◆ REQUIREMENTS ◆
From the listing below, pull out all lines with "SAGE" in them.

(begin)

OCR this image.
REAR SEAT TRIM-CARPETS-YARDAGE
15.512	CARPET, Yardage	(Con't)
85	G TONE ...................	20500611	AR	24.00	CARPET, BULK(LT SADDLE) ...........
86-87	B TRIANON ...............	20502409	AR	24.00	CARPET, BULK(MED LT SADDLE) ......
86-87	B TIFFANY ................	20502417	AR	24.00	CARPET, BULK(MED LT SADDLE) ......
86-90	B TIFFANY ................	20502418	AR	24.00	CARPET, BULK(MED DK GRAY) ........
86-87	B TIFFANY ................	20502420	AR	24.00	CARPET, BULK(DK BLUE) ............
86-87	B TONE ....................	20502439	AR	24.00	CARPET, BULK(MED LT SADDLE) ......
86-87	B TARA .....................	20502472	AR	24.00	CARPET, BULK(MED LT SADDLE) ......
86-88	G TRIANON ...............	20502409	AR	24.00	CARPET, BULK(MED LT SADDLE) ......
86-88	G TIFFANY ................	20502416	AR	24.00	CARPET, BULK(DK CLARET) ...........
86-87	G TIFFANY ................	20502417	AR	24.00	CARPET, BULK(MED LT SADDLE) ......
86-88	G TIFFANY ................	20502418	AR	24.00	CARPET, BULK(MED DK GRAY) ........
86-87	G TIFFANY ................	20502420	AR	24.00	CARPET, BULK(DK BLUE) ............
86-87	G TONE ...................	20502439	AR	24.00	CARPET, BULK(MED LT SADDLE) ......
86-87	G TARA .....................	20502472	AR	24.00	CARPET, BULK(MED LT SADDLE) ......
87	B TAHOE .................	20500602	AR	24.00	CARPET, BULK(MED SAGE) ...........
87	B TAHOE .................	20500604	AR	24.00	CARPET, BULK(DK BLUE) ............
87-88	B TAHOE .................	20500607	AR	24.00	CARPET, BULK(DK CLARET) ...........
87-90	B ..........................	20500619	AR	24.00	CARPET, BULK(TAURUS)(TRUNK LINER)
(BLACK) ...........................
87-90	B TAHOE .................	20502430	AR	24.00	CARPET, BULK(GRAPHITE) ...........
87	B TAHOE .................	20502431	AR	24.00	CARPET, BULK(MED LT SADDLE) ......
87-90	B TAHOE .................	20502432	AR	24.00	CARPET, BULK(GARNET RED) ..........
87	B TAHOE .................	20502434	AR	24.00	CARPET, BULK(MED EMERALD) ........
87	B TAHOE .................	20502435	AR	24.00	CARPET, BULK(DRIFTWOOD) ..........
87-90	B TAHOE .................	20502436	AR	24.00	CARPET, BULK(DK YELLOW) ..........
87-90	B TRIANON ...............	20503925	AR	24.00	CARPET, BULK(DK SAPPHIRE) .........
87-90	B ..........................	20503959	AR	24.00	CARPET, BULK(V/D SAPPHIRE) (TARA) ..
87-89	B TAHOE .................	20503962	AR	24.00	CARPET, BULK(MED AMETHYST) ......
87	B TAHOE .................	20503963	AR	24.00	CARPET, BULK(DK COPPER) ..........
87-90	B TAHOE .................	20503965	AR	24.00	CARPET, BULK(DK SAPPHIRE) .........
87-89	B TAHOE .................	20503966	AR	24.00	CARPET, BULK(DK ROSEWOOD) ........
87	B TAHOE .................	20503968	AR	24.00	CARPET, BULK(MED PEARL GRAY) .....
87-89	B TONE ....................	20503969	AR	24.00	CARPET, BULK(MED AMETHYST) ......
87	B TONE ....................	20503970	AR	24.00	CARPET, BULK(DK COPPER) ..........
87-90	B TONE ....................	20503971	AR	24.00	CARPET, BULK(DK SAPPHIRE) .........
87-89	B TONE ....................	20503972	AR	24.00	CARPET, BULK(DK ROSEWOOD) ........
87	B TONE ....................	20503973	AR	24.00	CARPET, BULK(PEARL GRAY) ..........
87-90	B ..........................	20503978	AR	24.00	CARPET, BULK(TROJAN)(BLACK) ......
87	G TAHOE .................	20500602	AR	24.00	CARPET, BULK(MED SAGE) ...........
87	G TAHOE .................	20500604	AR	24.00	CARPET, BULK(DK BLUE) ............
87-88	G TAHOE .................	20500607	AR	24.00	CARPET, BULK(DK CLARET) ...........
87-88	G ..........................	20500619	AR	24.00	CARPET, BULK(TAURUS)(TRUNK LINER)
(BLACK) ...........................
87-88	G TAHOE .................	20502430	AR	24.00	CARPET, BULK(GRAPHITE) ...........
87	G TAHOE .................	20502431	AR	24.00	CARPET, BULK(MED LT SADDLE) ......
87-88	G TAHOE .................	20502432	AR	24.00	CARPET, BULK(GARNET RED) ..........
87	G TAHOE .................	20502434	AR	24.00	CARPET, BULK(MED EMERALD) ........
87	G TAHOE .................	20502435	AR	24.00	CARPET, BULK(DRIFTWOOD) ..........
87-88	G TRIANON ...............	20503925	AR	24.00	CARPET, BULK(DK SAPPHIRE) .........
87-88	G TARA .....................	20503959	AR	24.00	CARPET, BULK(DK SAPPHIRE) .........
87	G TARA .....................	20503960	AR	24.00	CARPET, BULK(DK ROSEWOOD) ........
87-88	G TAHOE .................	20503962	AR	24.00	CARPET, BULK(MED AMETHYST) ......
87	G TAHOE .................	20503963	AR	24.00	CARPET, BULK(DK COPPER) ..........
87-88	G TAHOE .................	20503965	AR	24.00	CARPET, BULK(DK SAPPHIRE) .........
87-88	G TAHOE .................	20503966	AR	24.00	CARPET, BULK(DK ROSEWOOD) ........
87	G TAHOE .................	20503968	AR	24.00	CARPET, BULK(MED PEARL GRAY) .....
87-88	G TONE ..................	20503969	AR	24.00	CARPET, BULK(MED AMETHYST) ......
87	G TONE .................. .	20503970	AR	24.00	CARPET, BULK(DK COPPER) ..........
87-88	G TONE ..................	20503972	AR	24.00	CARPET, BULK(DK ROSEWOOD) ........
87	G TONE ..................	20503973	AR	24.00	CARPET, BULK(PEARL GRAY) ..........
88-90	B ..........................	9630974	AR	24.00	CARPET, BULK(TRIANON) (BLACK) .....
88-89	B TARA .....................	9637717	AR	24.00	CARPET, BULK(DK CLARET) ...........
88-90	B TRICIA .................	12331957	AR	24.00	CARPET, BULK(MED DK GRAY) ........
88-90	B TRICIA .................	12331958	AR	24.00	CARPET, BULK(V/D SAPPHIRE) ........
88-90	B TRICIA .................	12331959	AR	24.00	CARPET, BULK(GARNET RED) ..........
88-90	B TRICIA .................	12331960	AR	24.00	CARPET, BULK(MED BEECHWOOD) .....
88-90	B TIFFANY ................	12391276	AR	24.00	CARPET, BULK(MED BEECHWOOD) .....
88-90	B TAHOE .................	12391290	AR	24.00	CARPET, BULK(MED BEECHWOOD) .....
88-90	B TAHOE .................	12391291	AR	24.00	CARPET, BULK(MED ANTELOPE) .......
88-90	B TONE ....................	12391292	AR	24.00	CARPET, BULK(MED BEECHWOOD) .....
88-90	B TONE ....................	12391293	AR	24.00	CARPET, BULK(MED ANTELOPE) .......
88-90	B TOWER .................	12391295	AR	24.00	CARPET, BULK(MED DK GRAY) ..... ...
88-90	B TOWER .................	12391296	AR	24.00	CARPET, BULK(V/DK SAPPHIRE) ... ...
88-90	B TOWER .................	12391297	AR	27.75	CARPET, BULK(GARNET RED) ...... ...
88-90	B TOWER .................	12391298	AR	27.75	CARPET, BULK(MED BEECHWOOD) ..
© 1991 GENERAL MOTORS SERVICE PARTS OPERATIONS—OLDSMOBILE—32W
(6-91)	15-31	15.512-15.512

(end)

◆ EXERCISE RESULT ◆
87	B TAHOE .................	20500602	AR	24.00	CARPET, BULK(MED SAGE) ...........
87	G TAHOE .................	20500602	AR	24.00	CARPET, BULK(MED SAGE) ...........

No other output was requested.